▸ **Task to complete**:
Reproduce all records exactly.

▸ **Excerpted data**:
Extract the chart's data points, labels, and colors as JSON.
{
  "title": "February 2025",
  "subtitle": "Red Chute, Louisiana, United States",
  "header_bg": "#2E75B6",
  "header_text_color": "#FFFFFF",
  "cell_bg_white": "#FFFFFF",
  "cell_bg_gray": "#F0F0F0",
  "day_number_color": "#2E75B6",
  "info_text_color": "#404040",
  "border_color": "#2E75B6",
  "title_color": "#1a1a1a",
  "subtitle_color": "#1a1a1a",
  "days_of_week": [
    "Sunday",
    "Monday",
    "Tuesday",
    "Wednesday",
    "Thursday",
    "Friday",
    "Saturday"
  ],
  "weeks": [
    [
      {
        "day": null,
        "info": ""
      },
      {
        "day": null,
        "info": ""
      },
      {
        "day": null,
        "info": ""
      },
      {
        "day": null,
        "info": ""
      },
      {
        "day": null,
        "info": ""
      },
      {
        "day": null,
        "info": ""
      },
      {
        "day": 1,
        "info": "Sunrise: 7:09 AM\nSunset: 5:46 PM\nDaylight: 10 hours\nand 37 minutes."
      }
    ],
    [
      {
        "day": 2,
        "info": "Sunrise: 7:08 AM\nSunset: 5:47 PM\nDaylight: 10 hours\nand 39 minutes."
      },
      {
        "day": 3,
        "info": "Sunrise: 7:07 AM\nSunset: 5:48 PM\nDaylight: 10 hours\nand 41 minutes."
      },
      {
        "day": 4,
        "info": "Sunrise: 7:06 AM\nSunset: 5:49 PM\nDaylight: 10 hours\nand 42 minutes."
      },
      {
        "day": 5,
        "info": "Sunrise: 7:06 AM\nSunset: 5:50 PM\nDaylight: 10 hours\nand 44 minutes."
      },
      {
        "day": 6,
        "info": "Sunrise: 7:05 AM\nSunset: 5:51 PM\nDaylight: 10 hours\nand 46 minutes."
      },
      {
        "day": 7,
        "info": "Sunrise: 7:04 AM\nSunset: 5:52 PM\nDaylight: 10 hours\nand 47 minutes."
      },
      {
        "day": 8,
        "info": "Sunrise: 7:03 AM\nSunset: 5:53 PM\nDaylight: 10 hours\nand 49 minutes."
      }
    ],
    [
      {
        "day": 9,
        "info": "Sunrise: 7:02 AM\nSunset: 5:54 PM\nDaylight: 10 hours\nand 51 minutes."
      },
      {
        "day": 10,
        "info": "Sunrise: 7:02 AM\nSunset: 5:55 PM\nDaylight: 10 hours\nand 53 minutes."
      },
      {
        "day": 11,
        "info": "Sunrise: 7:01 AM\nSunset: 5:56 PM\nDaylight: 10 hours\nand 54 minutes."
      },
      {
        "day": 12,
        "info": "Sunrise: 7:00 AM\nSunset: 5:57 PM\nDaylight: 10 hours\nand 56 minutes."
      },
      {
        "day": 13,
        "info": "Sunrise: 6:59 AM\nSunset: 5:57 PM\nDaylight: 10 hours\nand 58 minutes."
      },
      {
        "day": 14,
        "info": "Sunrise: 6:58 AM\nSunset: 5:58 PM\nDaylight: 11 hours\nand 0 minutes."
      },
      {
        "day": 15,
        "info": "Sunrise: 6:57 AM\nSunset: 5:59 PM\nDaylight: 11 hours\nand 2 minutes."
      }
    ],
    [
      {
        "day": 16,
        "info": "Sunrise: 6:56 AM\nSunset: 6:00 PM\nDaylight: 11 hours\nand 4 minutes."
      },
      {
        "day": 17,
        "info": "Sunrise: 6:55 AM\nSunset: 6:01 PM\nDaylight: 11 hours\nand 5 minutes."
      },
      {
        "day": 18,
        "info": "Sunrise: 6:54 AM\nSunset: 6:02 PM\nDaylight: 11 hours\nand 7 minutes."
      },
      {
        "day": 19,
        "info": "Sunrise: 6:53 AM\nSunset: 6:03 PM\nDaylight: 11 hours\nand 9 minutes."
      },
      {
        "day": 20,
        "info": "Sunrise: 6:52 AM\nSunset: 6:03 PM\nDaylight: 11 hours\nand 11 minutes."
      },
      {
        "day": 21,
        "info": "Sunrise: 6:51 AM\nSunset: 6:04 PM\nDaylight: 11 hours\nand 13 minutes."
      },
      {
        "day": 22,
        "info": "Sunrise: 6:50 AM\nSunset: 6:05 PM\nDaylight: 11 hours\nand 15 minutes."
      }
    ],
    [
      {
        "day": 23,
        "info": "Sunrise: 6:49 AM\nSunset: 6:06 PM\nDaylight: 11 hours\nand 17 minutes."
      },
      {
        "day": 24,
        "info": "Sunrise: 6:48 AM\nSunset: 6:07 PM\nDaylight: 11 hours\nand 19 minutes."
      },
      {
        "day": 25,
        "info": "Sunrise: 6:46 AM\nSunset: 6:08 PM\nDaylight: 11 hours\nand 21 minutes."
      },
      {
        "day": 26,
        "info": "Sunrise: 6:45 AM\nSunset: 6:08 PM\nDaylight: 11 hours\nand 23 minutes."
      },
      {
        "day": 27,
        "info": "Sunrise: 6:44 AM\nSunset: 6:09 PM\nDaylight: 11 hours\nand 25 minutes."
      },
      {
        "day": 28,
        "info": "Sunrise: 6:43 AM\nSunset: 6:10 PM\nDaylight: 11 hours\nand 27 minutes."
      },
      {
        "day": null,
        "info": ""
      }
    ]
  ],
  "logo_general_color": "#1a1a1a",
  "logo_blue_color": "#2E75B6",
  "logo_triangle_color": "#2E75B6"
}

▸ **Answer below**:
Extract the chart's data points, labels, and colors as JSON.
{
  "title": "February 2025",
  "subtitle": "Red Chute, Louisiana, United States",
  "header_bg": "#2E75B6",
  "header_text_color": "#FFFFFF",
  "cell_bg_white": "#FFFFFF",
  "cell_bg_gray": "#F0F0F0",
  "day_number_color": "#2E75B6",
  "info_text_color": "#404040",
  "border_color": "#2E75B6",
  "title_color": "#1a1a1a",
  "subtitle_color": "#1a1a1a",
  "days_of_week": [
    "Sunday",
    "Monday",
    "Tuesday",
    "Wednesday",
    "Thursday",
    "Friday",
    "Saturday"
  ],
  "weeks": [
    [
      {
        "day": null,
        "info": ""
      },
      {
        "day": null,
        "info": ""
      },
      {
        "day": null,
        "info": ""
      },
      {
        "day": null,
        "info": ""
      },
      {
        "day": null,
        "info": ""
      },
      {
        "day": null,
        "info": ""
      },
      {
        "day": 1,
        "info": "Sunrise: 7:09 AM\nSunset: 5:46 PM\nDaylight: 10 hours\nand 37 minutes."
      }
    ],
    [
      {
        "day": 2,
        "info": "Sunrise: 7:08 AM\nSunset: 5:47 PM\nDaylight: 10 hours\nand 39 minutes."
      },
      {
        "day": 3,
        "info": "Sunrise: 7:07 AM\nSunset: 5:48 PM\nDaylight: 10 hours\nand 41 minutes."
      },
      {
        "day": 4,
        "info": "Sunrise: 7:06 AM\nSunset: 5:49 PM\nDaylight: 10 hours\nand 42 minutes."
      },
      {
        "day": 5,
        "info": "Sunrise: 7:06 AM\nSunset: 5:50 PM\nDaylight: 10 hours\nand 44 minutes."
      },
      {
        "day": 6,
        "info": "Sunrise: 7:05 AM\nSunset: 5:51 PM\nDaylight: 10 hours\nand 46 minutes."
      },
      {
        "day": 7,
        "info": "Sunrise: 7:04 AM\nSunset: 5:52 PM\nDaylight: 10 hours\nand 47 minutes."
      },
      {
        "day": 8,
        "info": "Sunrise: 7:03 AM\nSunset: 5:53 PM\nDaylight: 10 hours\nand 49 minutes."
      }
    ],
    [
      {
        "day": 9,
        "info": "Sunrise: 7:02 AM\nSunset: 5:54 PM\nDaylight: 10 hours\nand 51 minutes."
      },
      {
        "day": 10,
        "info": "Sunrise: 7:02 AM\nSunset: 5:55 PM\nDaylight: 10 hours\nand 53 minutes."
      },
      {
        "day": 11,
        "info": "Sunrise: 7:01 AM\nSunset: 5:56 PM\nDaylight: 10 hours\nand 54 minutes."
      },
      {
        "day": 12,
        "info": "Sunrise: 7:00 AM\nSunset: 5:57 PM\nDaylight: 10 hours\nand 56 minutes."
      },
      {
        "day": 13,
        "info": "Sunrise: 6:59 AM\nSunset: 5:57 PM\nDaylight: 10 hours\nand 58 minutes."
      },
      {
        "day": 14,
        "info": "Sunrise: 6:58 AM\nSunset: 5:58 PM\nDaylight: 11 hours\nand 0 minutes."
      },
      {
        "day": 15,
        "info": "Sunrise: 6:57 AM\nSunset: 5:59 PM\nDaylight: 11 hours\nand 2 minutes."
      }
    ],
    [
      {
        "day": 16,
        "info": "Sunrise: 6:56 AM\nSunset: 6:00 PM\nDaylight: 11 hours\nand 4 minutes."
      },
      {
        "day": 17,
        "info": "Sunrise: 6:55 AM\nSunset: 6:01 PM\nDaylight: 11 hours\nand 5 minutes."
      },
      {
        "day": 18,
        "info": "Sunrise: 6:54 AM\nSunset: 6:02 PM\nDaylight: 11 hours\nand 7 minutes."
      },
      {
        "day": 19,
        "info": "Sunrise: 6:53 AM\nSunset: 6:03 PM\nDaylight: 11 hours\nand 9 minutes."
      },
      {
        "day": 20,
        "info": "Sunrise: 6:52 AM\nSunset: 6:03 PM\nDaylight: 11 hours\nand 11 minutes."
      },
      {
        "day": 21,
        "info": "Sunrise: 6:51 AM\nSunset: 6:04 PM\nDaylight: 11 hours\nand 13 minutes."
      },
      {
        "day": 22,
        "info": "Sunrise: 6:50 AM\nSunset: 6:05 PM\nDaylight: 11 hours\nand 15 minutes."
      }
    ],
    [
      {
        "day": 23,
        "info": "Sunrise: 6:49 AM\nSunset: 6:06 PM\nDaylight: 11 hours\nand 17 minutes."
      },
      {
        "day": 24,
        "info": "Sunrise: 6:48 AM\nSunset: 6:07 PM\nDaylight: 11 hours\nand 19 minutes."
      },
      {
        "day": 25,
        "info": "Sunrise: 6:46 AM\nSunset: 6:08 PM\nDaylight: 11 hours\nand 21 minutes."
      },
      {
        "day": 26,
        "info": "Sunrise: 6:45 AM\nSunset: 6:08 PM\nDaylight: 11 hours\nand 23 minutes."
      },
      {
        "day": 27,
        "info": "Sunrise: 6:44 AM\nSunset: 6:09 PM\nDaylight: 11 hours\nand 25 minutes."
      },
      {
        "day": 28,
        "info": "Sunrise: 6:43 AM\nSunset: 6:10 PM\nDaylight: 11 hours\nand 27 minutes."
      },
      {
        "day": null,
        "info": ""
      }
    ]
  ],
  "logo_general_color": "#1a1a1a",
  "logo_blue_color": "#2E75B6",
  "logo_triangle_color": "#2E75B6"
}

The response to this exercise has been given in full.